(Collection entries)
##############################
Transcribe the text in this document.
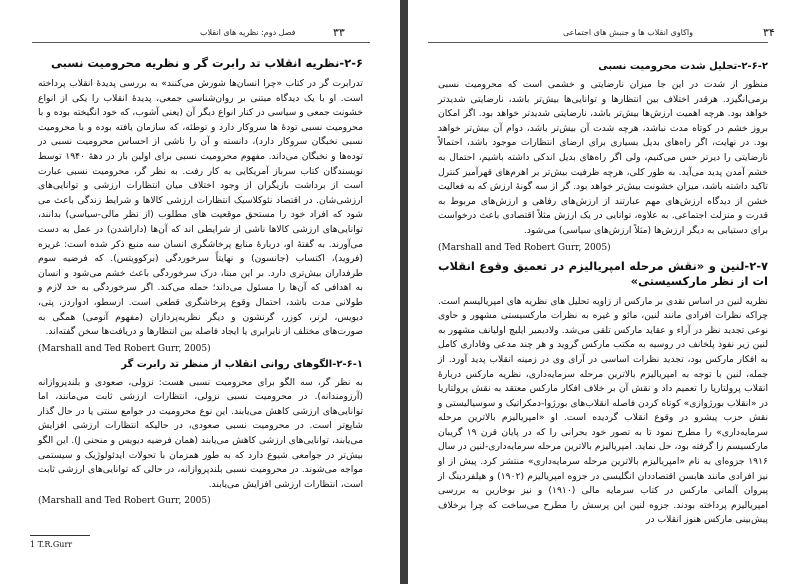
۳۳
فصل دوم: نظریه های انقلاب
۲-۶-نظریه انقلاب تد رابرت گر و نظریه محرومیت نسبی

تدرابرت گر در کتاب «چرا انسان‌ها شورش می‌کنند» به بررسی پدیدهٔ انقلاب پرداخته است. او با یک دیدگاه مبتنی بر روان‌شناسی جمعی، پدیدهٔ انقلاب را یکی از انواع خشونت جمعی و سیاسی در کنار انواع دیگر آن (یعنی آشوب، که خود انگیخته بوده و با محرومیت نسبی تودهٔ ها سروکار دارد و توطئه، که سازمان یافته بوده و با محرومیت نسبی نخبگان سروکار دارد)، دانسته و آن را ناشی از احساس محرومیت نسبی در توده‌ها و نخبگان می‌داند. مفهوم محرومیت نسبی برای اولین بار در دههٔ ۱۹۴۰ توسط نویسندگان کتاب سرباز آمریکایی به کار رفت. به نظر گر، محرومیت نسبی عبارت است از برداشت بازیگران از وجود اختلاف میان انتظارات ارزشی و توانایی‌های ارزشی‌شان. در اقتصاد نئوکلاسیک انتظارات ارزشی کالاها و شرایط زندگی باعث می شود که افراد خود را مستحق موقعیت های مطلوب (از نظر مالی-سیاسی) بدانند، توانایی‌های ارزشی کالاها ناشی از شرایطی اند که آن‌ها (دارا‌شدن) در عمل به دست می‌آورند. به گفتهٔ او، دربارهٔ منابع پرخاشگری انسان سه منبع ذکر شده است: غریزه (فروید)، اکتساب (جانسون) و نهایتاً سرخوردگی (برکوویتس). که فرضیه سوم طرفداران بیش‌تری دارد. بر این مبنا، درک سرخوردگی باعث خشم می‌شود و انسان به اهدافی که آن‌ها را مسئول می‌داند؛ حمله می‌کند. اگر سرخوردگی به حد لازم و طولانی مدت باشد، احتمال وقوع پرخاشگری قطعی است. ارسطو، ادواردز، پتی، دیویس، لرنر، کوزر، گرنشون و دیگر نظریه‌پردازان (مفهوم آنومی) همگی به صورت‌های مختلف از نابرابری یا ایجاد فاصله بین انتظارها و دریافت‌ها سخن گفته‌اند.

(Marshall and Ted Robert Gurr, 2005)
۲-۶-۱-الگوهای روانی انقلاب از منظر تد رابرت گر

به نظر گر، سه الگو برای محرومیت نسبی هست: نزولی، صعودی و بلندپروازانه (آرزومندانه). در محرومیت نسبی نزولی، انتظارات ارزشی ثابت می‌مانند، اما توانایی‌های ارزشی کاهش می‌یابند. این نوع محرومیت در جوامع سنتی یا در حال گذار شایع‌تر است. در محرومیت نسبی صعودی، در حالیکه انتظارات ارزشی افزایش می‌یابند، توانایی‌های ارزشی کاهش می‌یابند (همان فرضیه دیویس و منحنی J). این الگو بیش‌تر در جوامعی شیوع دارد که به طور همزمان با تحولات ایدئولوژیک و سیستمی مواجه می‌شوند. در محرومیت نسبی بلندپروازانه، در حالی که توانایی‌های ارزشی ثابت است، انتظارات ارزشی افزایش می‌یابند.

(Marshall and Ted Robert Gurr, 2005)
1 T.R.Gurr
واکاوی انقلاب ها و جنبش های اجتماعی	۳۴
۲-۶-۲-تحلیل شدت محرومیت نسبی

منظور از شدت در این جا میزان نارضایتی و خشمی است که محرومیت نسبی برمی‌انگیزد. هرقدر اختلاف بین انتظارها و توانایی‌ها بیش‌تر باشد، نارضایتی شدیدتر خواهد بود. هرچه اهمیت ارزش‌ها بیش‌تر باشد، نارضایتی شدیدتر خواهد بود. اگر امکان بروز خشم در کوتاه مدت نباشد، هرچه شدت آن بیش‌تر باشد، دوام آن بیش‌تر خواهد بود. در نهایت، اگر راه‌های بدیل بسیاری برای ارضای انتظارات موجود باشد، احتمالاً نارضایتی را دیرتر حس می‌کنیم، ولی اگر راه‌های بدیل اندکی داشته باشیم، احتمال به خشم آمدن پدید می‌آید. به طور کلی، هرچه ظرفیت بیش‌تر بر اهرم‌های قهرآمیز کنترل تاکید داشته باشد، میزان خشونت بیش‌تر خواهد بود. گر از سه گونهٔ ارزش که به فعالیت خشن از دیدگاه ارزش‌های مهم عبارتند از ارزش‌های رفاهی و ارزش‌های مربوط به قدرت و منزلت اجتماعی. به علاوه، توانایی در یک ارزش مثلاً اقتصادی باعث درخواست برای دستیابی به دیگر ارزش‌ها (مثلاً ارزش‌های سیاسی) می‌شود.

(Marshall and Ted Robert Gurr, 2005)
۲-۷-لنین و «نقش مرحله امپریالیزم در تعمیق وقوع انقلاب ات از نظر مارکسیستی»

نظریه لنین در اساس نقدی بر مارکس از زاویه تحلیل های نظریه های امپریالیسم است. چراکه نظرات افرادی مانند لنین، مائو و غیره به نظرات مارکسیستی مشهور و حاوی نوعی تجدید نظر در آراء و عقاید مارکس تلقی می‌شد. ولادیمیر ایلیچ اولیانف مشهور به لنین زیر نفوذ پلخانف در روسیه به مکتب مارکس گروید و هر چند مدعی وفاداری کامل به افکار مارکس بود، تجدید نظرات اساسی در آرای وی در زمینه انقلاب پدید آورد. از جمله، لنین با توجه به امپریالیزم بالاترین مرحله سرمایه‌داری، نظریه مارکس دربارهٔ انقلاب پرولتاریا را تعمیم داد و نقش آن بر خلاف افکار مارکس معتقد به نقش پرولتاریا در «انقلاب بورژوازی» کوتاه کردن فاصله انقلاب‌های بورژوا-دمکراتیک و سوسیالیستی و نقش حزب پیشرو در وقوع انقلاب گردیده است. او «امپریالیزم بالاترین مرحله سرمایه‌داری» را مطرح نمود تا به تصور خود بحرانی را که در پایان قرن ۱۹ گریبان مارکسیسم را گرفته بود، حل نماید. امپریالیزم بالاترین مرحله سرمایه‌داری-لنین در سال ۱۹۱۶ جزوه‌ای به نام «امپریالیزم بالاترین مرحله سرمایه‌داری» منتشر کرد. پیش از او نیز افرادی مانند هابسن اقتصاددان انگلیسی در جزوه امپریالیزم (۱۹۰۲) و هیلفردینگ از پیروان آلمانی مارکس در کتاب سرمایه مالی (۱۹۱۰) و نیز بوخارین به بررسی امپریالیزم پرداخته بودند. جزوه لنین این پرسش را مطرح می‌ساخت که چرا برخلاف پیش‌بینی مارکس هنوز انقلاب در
##############################
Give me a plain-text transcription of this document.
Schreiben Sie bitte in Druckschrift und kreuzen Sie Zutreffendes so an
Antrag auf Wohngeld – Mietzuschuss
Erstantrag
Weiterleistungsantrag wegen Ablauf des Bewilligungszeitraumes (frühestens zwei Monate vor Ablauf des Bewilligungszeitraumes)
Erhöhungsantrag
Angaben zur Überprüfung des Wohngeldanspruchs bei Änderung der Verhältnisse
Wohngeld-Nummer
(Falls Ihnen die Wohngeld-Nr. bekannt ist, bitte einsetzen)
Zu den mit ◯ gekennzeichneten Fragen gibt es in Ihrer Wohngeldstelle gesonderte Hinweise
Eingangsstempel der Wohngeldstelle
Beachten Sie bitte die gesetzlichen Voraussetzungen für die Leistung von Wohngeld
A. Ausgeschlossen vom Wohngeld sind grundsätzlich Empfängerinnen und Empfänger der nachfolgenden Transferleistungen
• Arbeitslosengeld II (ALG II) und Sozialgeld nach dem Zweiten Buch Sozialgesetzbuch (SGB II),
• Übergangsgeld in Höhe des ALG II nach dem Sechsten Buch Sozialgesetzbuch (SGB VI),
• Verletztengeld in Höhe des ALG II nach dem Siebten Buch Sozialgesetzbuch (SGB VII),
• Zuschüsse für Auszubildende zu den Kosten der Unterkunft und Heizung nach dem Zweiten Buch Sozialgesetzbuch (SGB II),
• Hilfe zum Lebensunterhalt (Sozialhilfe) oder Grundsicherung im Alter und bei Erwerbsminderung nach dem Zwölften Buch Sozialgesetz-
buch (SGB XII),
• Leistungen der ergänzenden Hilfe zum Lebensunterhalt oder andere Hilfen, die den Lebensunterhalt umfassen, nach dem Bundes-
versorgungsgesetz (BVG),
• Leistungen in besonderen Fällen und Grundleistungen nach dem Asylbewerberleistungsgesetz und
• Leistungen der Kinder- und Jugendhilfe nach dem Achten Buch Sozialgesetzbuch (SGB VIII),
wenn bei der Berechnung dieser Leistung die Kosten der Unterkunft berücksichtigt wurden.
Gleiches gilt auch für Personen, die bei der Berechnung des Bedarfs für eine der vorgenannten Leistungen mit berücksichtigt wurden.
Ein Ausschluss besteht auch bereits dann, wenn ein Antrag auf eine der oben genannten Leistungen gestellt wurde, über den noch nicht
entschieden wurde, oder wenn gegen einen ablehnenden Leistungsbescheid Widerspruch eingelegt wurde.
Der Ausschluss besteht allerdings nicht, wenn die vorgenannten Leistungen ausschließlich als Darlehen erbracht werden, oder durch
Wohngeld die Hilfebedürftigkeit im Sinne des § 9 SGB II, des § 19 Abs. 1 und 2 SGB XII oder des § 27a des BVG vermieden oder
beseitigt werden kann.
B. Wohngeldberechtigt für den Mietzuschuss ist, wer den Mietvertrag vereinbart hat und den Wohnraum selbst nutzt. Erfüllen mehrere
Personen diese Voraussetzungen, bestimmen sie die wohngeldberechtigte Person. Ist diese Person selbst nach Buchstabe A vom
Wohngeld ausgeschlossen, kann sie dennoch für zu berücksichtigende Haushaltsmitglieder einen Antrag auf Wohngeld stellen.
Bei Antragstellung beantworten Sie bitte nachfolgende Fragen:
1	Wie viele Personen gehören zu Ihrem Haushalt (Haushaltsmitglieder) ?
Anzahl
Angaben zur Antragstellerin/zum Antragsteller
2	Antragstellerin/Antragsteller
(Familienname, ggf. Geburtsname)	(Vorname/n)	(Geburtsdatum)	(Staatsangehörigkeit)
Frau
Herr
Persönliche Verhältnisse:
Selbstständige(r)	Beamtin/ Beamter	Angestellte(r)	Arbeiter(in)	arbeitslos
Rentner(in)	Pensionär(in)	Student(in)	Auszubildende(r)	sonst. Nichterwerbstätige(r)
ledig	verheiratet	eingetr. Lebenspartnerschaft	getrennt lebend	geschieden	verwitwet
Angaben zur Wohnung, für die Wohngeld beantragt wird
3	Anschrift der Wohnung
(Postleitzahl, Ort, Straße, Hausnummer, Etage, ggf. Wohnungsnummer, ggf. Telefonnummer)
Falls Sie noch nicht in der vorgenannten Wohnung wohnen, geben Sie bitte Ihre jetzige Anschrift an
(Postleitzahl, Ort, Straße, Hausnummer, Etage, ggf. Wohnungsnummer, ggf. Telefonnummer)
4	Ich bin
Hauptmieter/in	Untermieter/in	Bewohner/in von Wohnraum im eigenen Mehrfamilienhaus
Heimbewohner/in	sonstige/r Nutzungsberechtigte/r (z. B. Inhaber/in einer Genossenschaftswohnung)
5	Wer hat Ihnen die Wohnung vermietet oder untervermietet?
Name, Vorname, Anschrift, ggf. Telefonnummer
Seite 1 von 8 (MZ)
##############################
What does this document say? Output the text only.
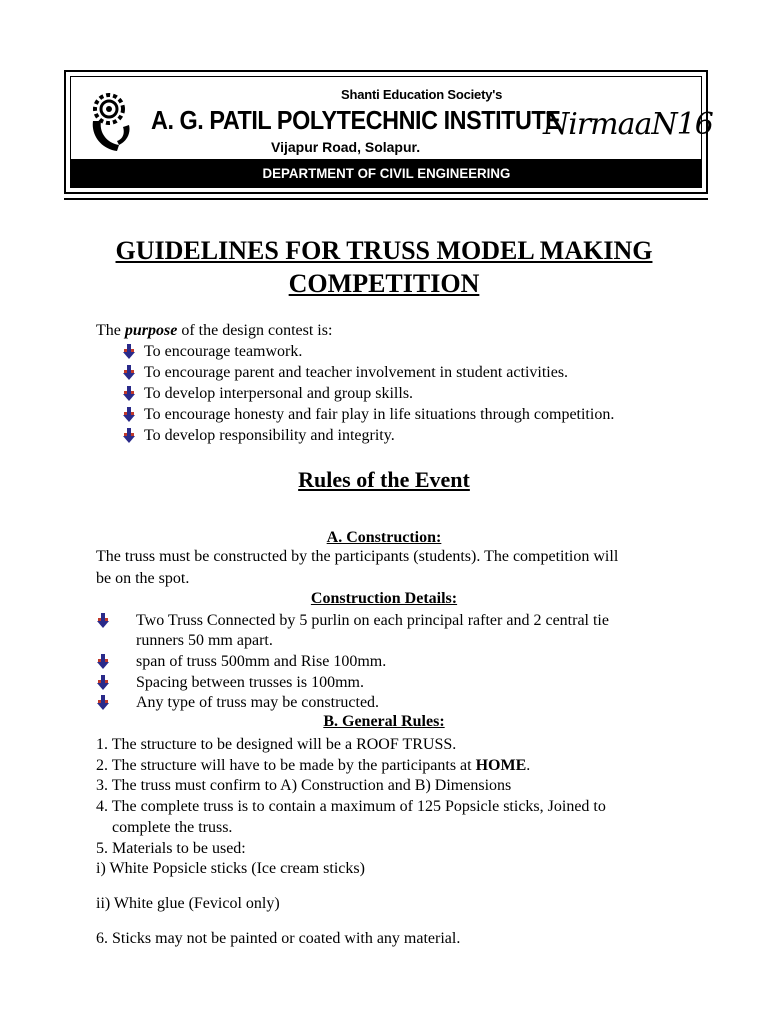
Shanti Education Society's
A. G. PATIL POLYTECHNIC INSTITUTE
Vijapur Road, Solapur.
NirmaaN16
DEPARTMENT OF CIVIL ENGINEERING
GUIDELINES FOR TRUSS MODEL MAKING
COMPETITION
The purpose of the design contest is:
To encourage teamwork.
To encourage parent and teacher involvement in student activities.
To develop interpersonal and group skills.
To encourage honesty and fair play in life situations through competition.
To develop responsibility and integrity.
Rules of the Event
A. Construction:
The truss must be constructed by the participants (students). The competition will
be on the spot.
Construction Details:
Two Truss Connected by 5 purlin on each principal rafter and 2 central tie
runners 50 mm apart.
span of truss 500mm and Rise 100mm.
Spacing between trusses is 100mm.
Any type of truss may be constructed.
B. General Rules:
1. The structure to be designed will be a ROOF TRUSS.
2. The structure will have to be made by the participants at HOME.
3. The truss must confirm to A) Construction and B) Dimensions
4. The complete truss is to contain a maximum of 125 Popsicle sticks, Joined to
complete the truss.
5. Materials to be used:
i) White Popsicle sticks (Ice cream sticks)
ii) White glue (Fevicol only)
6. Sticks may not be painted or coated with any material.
##############################
# What the task requires
Extract all lines containing the word "Falls".

# Exercise answer
(Falls Ihnen die Wohngeld-Nr. bekannt ist, bitte einsetzen)
Falls Sie noch nicht in der vorgenannten Wohnung wohnen, geben Sie bitte Ihre jetzige Anschrift an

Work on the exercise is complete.